DIRECTIONS —
Retype every line of the entries below exactly, in the same order, and leave out the pictures.

THE INPUT —

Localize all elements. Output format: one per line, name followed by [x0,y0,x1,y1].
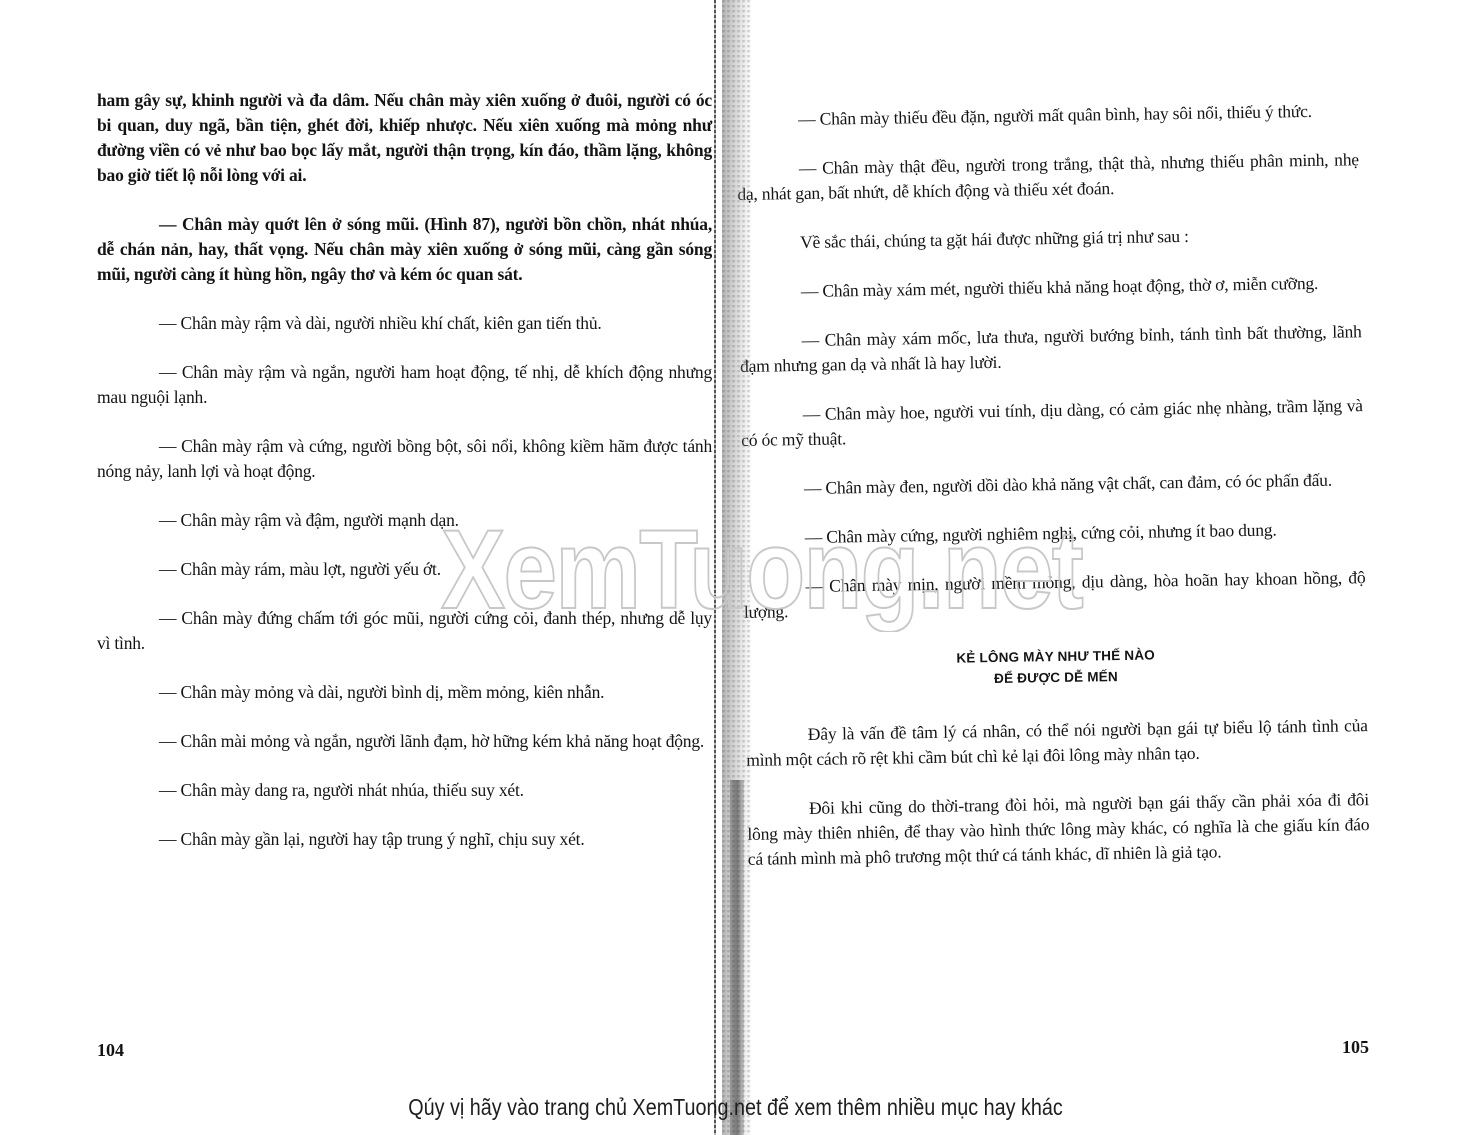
paragraph-color-intro: Về sắc thái, chúng ta gặt hái được những… [738,221,1360,256]
paragraph-ash-grey-brows: — Chân mày xám mét, người thiếu khả năng… [739,270,1361,305]
paragraph-brows-to-nose-corner: — Chân mày đứng chấm tới góc mũi, người … [97,606,712,656]
paragraph-grey-sparse-brows: — Chân mày xám mốc, lưa thưa, người bướn… [739,319,1362,379]
section-heading: KẺ LÔNG MÀY NHƯ THẾ NÀO ĐỂ ĐƯỢC DỄ MẾN [745,641,1368,693]
paragraph-thick-short-brows: — Chân mày rậm và ngắn, người ham hoạt đ… [97,360,712,410]
paragraph-stiff-brows: — Chân mày cứng, người nghiêm nghị, cứng… [743,516,1365,551]
paragraph-fine-brows: — Chân mày mịn, người mềm mỏng, dịu dàng… [743,565,1366,625]
page-number-right: 105 [1342,1037,1369,1058]
footer-site-link[interactable]: Qúy vị hãy vào trang chủ XemTuong.net để… [103,1094,1368,1121]
paragraph-hooked-brows: ham gây sự, khinh người và đa dâm. Nếu c… [97,88,712,188]
page-number-left: 104 [97,1040,124,1061]
paragraph-drawing-brows-psychology: Đây là vấn đề tâm lý cá nhân, có thể nói… [746,713,1369,773]
book-gutter-line [714,0,716,1135]
paragraph-even-brows: — Chân mày thật đều, người trong trắng, … [737,147,1360,207]
paragraph-uneven-brows: — Chân mày thiếu đều đặn, người mất quân… [736,98,1358,133]
paragraph-pale-brows: — Chân mày rám, màu lợt, người yếu ớt. [97,557,712,582]
paragraph-reddish-brows: — Chân mày hoe, người vui tính, dịu dàng… [741,393,1364,453]
paragraph-close-brows: — Chân mày gần lại, người hay tập trung … [97,827,712,852]
paragraph-thick-long-brows: — Chân mày rậm và dài, người nhiều khí c… [97,311,712,336]
paragraph-brows-raised-at-nose: — Chân mày quớt lên ở sóng mũi. (Hình 87… [97,212,712,287]
left-page-104: ham gây sự, khinh người và đa dâm. Nếu c… [0,0,720,1135]
paragraph-thin-long-brows: — Chân mày mỏng và dài, người bình dị, m… [97,680,712,705]
paragraph-fashion-brows: Đôi khi cũng do thời-trang đòi hỏi, mà n… [747,787,1370,872]
book-gutter-shadow [722,0,752,1135]
left-page-text-column: ham gây sự, khinh người và đa dâm. Nếu c… [97,88,712,852]
paragraph-thin-short-brows: — Chân mài mỏng và ngắn, người lãnh đạm,… [97,729,712,754]
paragraph-thick-stiff-brows: — Chân mày rậm và cứng, người bồng bột, … [97,434,712,484]
paragraph-spread-brows: — Chân mày dang ra, người nhát nhúa, thi… [97,778,712,803]
right-page-105: — Chân mày thiếu đều đặn, người mất quân… [722,0,1471,1135]
paragraph-thick-dark-brows: — Chân mày rậm và đậm, người mạnh dạn. [97,508,712,533]
right-page-text-column: — Chân mày thiếu đều đặn, người mất quân… [736,98,1370,872]
paragraph-black-brows: — Chân mày đen, người dồi dào khả năng v… [742,467,1364,502]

ANSWER TO THE TASK —
Localize all elements. Output format: one per line, name followed by [x0,y0,x1,y1].
paragraph-color-intro: Về sắc thái, chúng ta gặt hái được những… [738,221,1360,256]
paragraph-ash-grey-brows: — Chân mày xám mét, người thiếu khả năng… [739,270,1361,305]
paragraph-brows-to-nose-corner: — Chân mày đứng chấm tới góc mũi, người … [97,606,712,656]
paragraph-grey-sparse-brows: — Chân mày xám mốc, lưa thưa, người bướn… [739,319,1362,379]
section-heading: KẺ LÔNG MÀY NHƯ THẾ NÀO ĐỂ ĐƯỢC DỄ MẾN [745,641,1368,693]
paragraph-thick-short-brows: — Chân mày rậm và ngắn, người ham hoạt đ… [97,360,712,410]
paragraph-stiff-brows: — Chân mày cứng, người nghiêm nghị, cứng… [743,516,1365,551]
paragraph-fine-brows: — Chân mày mịn, người mềm mỏng, dịu dàng… [743,565,1366,625]
page-number-right: 105 [1342,1037,1369,1058]
footer-site-link[interactable]: Qúy vị hãy vào trang chủ XemTuong.net để… [103,1094,1368,1121]
paragraph-hooked-brows: ham gây sự, khinh người và đa dâm. Nếu c… [97,88,712,188]
page-number-left: 104 [97,1040,124,1061]
paragraph-drawing-brows-psychology: Đây là vấn đề tâm lý cá nhân, có thể nói… [746,713,1369,773]
book-gutter-line [714,0,716,1135]
paragraph-even-brows: — Chân mày thật đều, người trong trắng, … [737,147,1360,207]
paragraph-uneven-brows: — Chân mày thiếu đều đặn, người mất quân… [736,98,1358,133]
paragraph-pale-brows: — Chân mày rám, màu lợt, người yếu ớt. [97,557,712,582]
paragraph-reddish-brows: — Chân mày hoe, người vui tính, dịu dàng… [741,393,1364,453]
paragraph-close-brows: — Chân mày gần lại, người hay tập trung … [97,827,712,852]
paragraph-thick-long-brows: — Chân mày rậm và dài, người nhiều khí c… [97,311,712,336]
paragraph-brows-raised-at-nose: — Chân mày quớt lên ở sóng mũi. (Hình 87… [97,212,712,287]
left-page-104: ham gây sự, khinh người và đa dâm. Nếu c… [0,0,720,1135]
paragraph-thin-long-brows: — Chân mày mỏng và dài, người bình dị, m… [97,680,712,705]
paragraph-fashion-brows: Đôi khi cũng do thời-trang đòi hỏi, mà n… [747,787,1370,872]
book-gutter-shadow [722,0,752,1135]
left-page-text-column: ham gây sự, khinh người và đa dâm. Nếu c… [97,88,712,852]
paragraph-thin-short-brows: — Chân mài mỏng và ngắn, người lãnh đạm,… [97,729,712,754]
paragraph-thick-stiff-brows: — Chân mày rậm và cứng, người bồng bột, … [97,434,712,484]
paragraph-spread-brows: — Chân mày dang ra, người nhát nhúa, thi… [97,778,712,803]
right-page-105: — Chân mày thiếu đều đặn, người mất quân… [722,0,1471,1135]
paragraph-thick-dark-brows: — Chân mày rậm và đậm, người mạnh dạn. [97,508,712,533]
right-page-text-column: — Chân mày thiếu đều đặn, người mất quân… [736,98,1370,872]
paragraph-black-brows: — Chân mày đen, người dồi dào khả năng v… [742,467,1364,502]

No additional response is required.